# To be done:
Print the listing below exactly.

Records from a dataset
(begin)

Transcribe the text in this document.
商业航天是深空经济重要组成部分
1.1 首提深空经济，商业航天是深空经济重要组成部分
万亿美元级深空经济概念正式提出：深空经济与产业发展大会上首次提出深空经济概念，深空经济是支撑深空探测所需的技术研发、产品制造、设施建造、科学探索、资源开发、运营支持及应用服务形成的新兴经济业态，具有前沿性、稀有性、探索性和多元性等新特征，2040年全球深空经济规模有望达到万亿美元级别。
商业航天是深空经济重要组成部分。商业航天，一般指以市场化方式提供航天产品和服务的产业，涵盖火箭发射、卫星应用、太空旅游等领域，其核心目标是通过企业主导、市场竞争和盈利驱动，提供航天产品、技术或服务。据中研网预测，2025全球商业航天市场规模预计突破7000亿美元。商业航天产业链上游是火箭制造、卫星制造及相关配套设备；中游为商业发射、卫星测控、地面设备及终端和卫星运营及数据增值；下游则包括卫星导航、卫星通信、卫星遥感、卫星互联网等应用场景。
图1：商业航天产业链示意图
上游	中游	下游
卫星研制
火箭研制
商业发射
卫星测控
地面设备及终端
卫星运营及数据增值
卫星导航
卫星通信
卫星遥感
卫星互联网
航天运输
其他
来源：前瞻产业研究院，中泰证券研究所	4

(end)

# Solution to the exercise:
Transcribe the text in this document.
商业航天是深空经济重要组成部分
1.1 首提深空经济，商业航天是深空经济重要组成部分
万亿美元级深空经济概念正式提出：深空经济与产业发展大会上首次提出深空经济概念，深空经济是支撑深空探测所需的技术研发、产品制造、设施建造、科学探索、资源开发、运营支持及应用服务形成的新兴经济业态，具有前沿性、稀有性、探索性和多元性等新特征，2040年全球深空经济规模有望达到万亿美元级别。
商业航天是深空经济重要组成部分。商业航天，一般指以市场化方式提供航天产品和服务的产业，涵盖火箭发射、卫星应用、太空旅游等领域，其核心目标是通过企业主导、市场竞争和盈利驱动，提供航天产品、技术或服务。据中研网预测，2025全球商业航天市场规模预计突破7000亿美元。商业航天产业链上游是火箭制造、卫星制造及相关配套设备；中游为商业发射、卫星测控、地面设备及终端和卫星运营及数据增值；下游则包括卫星导航、卫星通信、卫星遥感、卫星互联网等应用场景。
图1：商业航天产业链示意图
上游	中游	下游
卫星研制
火箭研制
商业发射
卫星测控
地面设备及终端
卫星运营及数据增值
卫星导航
卫星通信
卫星遥感
卫星互联网
航天运输
其他
来源：前瞻产业研究院，中泰证券研究所	4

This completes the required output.